STATED TASK: Count the lines below that contain the word "Numer" and give only that number.

Dataset items:
#####
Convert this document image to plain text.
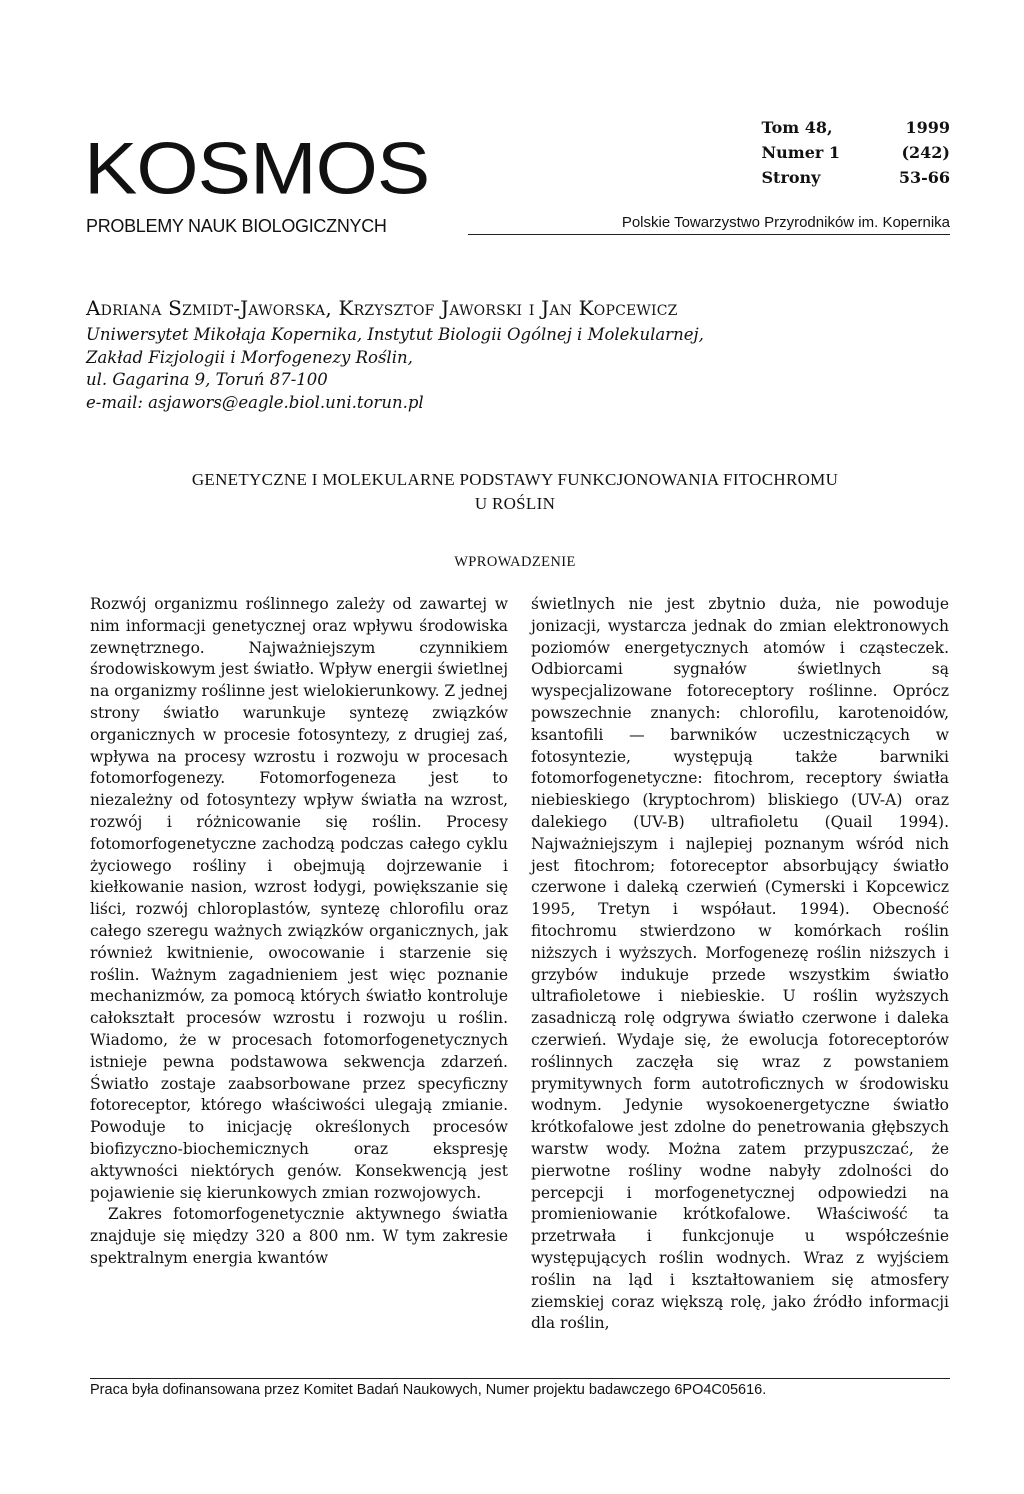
KOSMOS
PROBLEMY NAUK BIOLOGICZNYCH	Polskie Towarzystwo Przyrodników im. Kopernika
Tom 48,	1999
Numer 1	(242)
Strony	53-66
Adriana Szmidt-Jaworska, Krzysztof Jaworski i Jan Kopcewicz
Uniwersytet Mikołaja Kopernika, Instytut Biologii Ogólnej i Molekularnej,
Zakład Fizjologii i Morfogenezy Roślin,
ul. Gagarina 9, Toruń 87-100
e-mail: asjawors@eagle.biol.uni.torun.pl
GENETYCZNE I MOLEKULARNE PODSTAWY FUNKCJONOWANIA FITOCHROMU
U ROŚLIN
WPROWADZENIE

Rozwój organizmu roślinnego zależy od zawartej w nim informacji genetycznej oraz wpływu środowiska zewnętrznego. Najważniejszym czynnikiem środowiskowym jest światło. Wpływ energii świetlnej na organizmy roślinne jest wielokierunkowy. Z jednej strony światło warunkuje syntezę związków organicznych w procesie fotosyntezy, z drugiej zaś, wpływa na procesy wzrostu i rozwoju w procesach fotomorfogenezy. Fotomorfogeneza jest to niezależny od fotosyntezy wpływ światła na wzrost, rozwój i różnicowanie się roślin. Procesy fotomorfogenetyczne zachodzą podczas całego cyklu życiowego rośliny i obejmują dojrzewanie i kiełkowanie nasion, wzrost łodygi, powiększanie się liści, rozwój chloroplastów, syntezę chlorofilu oraz całego szeregu ważnych związków organicznych, jak również kwitnienie, owocowanie i starzenie się roślin. Ważnym zagadnieniem jest więc poznanie mechanizmów, za pomocą których światło kontroluje całokształt procesów wzrostu i rozwoju u roślin. Wiadomo, że w procesach fotomorfogenetycznych istnieje pewna podstawowa sekwencja zdarzeń. Światło zostaje zaabsorbowane przez specyficzny fotoreceptor, którego właściwości ulegają zmianie. Powoduje to inicjację określonych procesów biofizyczno-biochemicznych oraz ekspresję aktywności niektórych genów. Konsekwencją jest pojawienie się kierunkowych zmian rozwojowych.

Zakres fotomorfogenetycznie aktywnego światła znajduje się między 320 a 800 nm. W tym zakresie spektralnym energia kwantów

świetlnych nie jest zbytnio duża, nie powoduje jonizacji, wystarcza jednak do zmian elektronowych poziomów energetycznych atomów i cząsteczek. Odbiorcami sygnałów świetlnych są wyspecjalizowane fotoreceptory roślinne. Oprócz powszechnie znanych: chlorofilu, karotenoidów, ksantofili — barwników uczestniczących w fotosyntezie, występują także barwniki fotomorfogenetyczne: fitochrom, receptory światła niebieskiego (kryptochrom) bliskiego (UV-A) oraz dalekiego (UV-B) ultrafioletu (Quail 1994). Najważniejszym i najlepiej poznanym wśród nich jest fitochrom; fotoreceptor absorbujący światło czerwone i daleką czerwień (Cymerski i Kopcewicz 1995, Tretyn i współaut. 1994). Obecność fitochromu stwierdzono w komórkach roślin niższych i wyższych. Morfogenezę roślin niższych i grzybów indukuje przede wszystkim światło ultrafioletowe i niebieskie. U roślin wyższych zasadniczą rolę odgrywa światło czerwone i daleka czerwień. Wydaje się, że ewolucja fotoreceptorów roślinnych zaczęła się wraz z powstaniem prymitywnych form autotroficznych w środowisku wodnym. Jedynie wysokoenergetyczne światło krótkofalowe jest zdolne do penetrowania głębszych warstw wody. Można zatem przypuszczać, że pierwotne rośliny wodne nabyły zdolności do percepcji i morfogenetycznej odpowiedzi na promieniowanie krótkofalowe. Właściwość ta przetrwała i funkcjonuje u współcześnie występujących roślin wodnych. Wraz z wyjściem roślin na ląd i kształtowaniem się atmosfery ziemskiej coraz większą rolę, jako źródło informacji dla roślin,

Praca była dofinansowana przez Komitet Badań Naukowych, Numer projektu badawczego 6PO4C05616.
#####
RESULT: 2